EXERCISE DETAILS >>
Count the lines below that contain the word "provide". Give only the number.

Saved data entries >>
|---|
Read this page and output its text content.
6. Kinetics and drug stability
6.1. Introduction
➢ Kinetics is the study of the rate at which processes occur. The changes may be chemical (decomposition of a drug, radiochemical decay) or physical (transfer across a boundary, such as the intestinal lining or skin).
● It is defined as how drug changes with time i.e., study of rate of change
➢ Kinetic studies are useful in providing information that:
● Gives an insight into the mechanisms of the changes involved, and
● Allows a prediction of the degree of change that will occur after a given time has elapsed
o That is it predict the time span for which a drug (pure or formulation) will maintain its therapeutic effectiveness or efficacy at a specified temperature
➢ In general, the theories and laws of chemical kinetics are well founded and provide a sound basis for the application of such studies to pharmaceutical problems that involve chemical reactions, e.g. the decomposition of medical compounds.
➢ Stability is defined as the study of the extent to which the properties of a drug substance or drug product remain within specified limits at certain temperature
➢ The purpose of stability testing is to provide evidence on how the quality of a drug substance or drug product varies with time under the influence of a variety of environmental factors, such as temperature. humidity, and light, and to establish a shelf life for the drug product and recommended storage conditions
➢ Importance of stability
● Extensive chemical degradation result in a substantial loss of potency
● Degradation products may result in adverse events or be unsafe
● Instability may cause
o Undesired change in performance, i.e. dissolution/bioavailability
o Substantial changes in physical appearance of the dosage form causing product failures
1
|---|
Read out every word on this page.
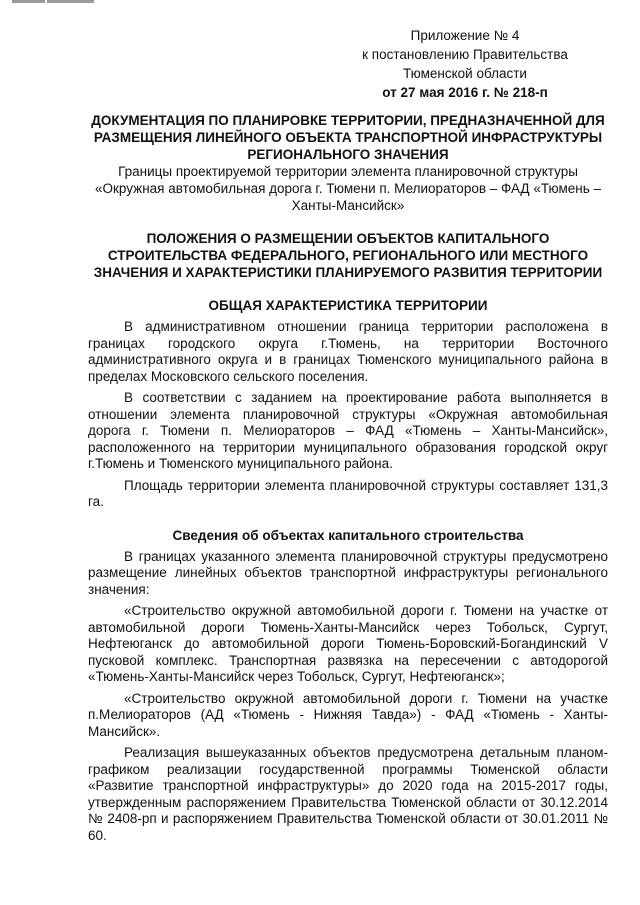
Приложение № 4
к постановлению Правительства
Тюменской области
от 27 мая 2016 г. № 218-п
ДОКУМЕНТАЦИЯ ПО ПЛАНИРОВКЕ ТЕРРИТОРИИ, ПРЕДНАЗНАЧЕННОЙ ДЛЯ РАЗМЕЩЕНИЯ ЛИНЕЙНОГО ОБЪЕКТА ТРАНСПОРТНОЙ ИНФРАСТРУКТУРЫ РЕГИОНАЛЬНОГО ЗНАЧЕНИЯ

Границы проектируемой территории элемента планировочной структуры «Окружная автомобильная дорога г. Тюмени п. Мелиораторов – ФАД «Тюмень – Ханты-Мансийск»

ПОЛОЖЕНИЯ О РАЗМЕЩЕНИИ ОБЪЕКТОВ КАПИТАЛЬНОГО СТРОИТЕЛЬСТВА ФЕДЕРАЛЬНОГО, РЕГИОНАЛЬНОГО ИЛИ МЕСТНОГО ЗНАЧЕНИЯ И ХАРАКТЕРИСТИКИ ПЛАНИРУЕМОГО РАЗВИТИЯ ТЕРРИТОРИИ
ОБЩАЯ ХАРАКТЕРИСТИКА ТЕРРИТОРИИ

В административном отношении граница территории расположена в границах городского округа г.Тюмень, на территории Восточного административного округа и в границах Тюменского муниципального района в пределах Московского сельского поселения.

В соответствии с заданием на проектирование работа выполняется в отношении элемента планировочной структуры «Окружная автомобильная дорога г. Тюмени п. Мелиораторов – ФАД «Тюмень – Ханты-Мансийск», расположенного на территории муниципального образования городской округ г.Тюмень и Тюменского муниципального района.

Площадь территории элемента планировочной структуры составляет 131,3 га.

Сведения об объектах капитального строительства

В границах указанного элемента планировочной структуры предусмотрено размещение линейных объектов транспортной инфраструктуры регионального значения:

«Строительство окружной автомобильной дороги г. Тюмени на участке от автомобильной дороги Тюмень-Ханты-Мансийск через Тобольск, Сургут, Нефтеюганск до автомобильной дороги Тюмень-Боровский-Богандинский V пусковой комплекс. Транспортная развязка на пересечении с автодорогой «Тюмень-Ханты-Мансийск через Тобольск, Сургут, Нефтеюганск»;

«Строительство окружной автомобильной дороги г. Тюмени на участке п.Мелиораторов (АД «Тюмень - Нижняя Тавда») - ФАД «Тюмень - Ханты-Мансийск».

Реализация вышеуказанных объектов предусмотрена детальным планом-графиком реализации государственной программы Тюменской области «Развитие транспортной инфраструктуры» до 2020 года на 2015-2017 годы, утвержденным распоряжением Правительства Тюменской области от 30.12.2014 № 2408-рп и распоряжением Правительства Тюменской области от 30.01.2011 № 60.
|---|
SOLUTION TO THIS TASK >>
2